## Start Provided data

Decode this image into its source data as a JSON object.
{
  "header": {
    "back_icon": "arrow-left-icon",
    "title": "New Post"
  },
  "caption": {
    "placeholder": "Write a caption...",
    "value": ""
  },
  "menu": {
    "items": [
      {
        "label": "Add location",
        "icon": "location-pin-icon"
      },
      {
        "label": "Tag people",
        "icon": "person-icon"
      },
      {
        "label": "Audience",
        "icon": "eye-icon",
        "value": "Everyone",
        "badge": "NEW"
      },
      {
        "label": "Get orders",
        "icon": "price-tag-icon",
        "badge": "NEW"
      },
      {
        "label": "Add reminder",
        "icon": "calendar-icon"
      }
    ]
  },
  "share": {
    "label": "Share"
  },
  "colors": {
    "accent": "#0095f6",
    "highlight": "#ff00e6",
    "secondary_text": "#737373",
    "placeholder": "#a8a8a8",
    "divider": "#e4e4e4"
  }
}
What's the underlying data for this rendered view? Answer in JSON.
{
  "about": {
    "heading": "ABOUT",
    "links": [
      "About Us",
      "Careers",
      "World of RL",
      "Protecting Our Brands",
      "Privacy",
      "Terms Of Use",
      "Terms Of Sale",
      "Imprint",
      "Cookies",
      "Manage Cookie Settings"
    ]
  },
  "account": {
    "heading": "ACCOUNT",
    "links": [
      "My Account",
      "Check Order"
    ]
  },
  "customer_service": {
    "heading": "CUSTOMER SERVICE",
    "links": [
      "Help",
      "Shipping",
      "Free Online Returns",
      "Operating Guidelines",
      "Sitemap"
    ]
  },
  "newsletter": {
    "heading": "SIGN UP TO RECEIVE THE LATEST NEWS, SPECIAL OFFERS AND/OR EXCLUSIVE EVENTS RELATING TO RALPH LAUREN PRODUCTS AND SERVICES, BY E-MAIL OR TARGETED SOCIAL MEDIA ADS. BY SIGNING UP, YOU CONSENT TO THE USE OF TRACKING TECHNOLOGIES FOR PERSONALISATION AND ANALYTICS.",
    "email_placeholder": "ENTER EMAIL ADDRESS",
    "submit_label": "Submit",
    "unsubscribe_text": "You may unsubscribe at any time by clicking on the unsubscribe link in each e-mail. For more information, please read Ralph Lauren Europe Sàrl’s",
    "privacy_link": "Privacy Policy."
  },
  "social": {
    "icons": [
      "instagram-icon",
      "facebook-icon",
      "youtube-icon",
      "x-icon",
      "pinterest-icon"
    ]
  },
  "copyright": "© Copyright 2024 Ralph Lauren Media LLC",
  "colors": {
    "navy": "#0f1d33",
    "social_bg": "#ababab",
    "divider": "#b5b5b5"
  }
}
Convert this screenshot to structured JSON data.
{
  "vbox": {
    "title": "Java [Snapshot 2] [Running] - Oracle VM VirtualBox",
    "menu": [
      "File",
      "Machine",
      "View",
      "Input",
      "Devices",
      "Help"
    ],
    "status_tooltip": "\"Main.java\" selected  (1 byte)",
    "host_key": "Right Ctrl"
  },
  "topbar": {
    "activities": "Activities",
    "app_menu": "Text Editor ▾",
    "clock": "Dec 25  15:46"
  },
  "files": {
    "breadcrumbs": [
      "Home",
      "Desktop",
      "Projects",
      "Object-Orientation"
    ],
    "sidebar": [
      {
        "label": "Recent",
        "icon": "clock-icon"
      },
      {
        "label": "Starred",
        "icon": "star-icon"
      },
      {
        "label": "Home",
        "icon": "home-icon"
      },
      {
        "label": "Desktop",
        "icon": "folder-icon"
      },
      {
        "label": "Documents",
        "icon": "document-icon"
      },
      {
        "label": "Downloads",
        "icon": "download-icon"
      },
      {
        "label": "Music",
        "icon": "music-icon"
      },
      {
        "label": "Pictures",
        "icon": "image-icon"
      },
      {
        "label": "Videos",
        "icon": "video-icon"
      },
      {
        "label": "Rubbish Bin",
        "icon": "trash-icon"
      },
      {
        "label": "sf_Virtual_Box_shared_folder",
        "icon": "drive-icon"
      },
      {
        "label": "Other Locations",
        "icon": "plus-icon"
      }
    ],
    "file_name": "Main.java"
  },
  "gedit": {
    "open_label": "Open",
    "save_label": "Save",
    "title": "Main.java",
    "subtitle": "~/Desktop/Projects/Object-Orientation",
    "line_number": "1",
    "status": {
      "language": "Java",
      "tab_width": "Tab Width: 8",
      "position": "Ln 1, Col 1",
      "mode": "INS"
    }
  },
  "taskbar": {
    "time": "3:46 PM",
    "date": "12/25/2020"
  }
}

## End Provided data

• [Aim of the exercise]: For the string "JSON", count the lines of the entries above that include it; answer with the number only.

• [Task answer]: 3